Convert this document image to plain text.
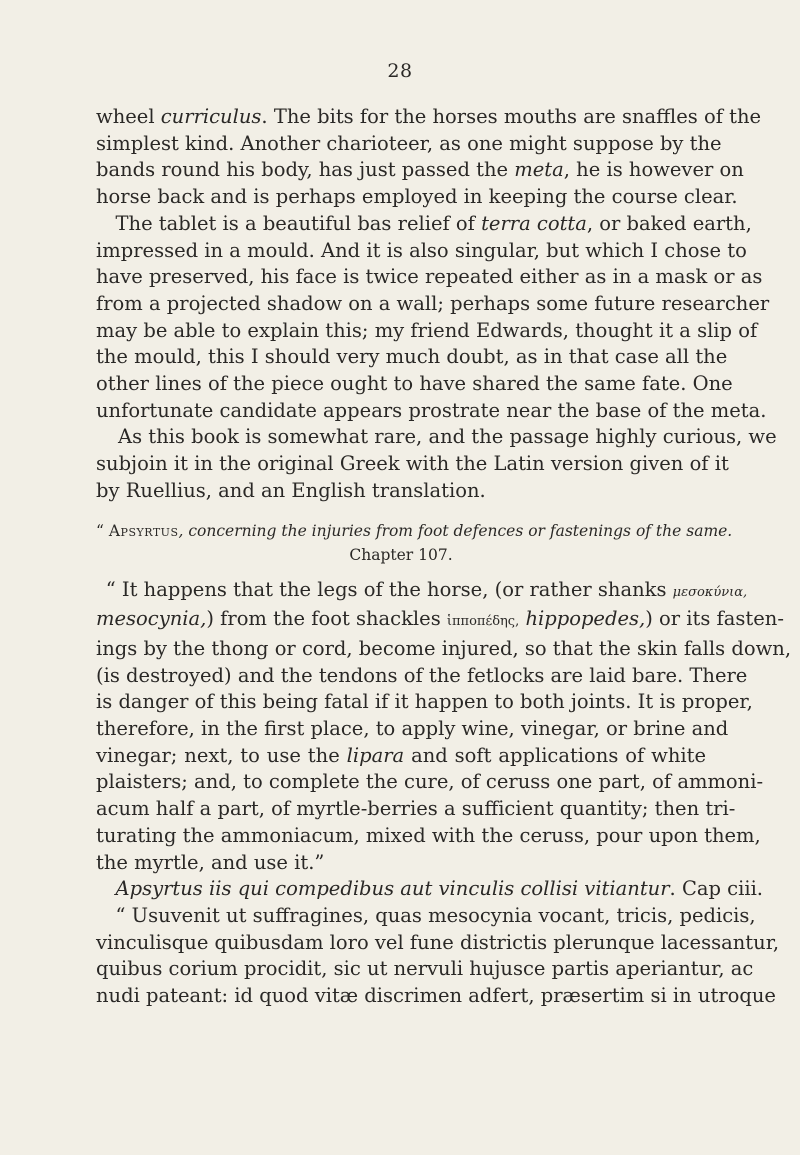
28
wheel curriculus. The bits for the horses mouths are snaffles of the
simplest kind. Another charioteer, as one might suppose by the
bands round his body, has just passed the meta, he is however on
horse back and is perhaps employed in keeping the course clear.
  The tablet is a beautiful bas relief of terra cotta, or baked earth,
impressed in a mould. And it is also singular, but which I chose to
have preserved, his face is twice repeated either as in a mask or as
from a projected shadow on a wall; perhaps some future researcher
may be able to explain this; my friend Edwards, thought it a slip of
the mould, this I should very much doubt, as in that case all the
other lines of the piece ought to have shared the same fate. One
unfortunate candidate appears prostrate near the base of the meta.
As this book is somewhat rare, and the passage highly curious, we
subjoin it in the original Greek with the Latin version given of it
by Ruellius, and an English translation.
“ Apsyrtus, concerning the injuries from foot defences or fastenings of the same.
Chapter 107.
 “ It happens that the legs of the horse, (or rather shanks μεσοκύνια,
mesocynia,) from the foot shackles ἱπποπέδης, hippopedes,) or its fasten-
ings by the thong or cord, become injured, so that the skin falls down,
(is destroyed) and the tendons of the fetlocks are laid bare. There
is danger of this being fatal if it happen to both joints. It is proper,
therefore, in the first place, to apply wine, vinegar, or brine and
vinegar; next, to use the lipara and soft applications of white
plaisters; and, to complete the cure, of ceruss one part, of ammoni-
acum half a part, of myrtle-berries a sufficient quantity; then tri-
turating the ammoniacum, mixed with the ceruss, pour upon them,
the myrtle, and use it.”
  Apsyrtus iis qui compedibus aut vinculis collisi vitiantur. Cap ciii.
  “ Usuvenit ut suffragines, quas mesocynia vocant, tricis, pedicis,
vinculisque quibusdam loro vel fune districtis plerunque lacessantur,
quibus corium procidit, sic ut nervuli hujusce partis aperiantur, ac
nudi pateant: id quod vitæ discrimen adfert, præsertim si in utroque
——————
Exercise directions »
State, as a bare number, how many lines of the listing hold the word "myrtle".

Solution »
2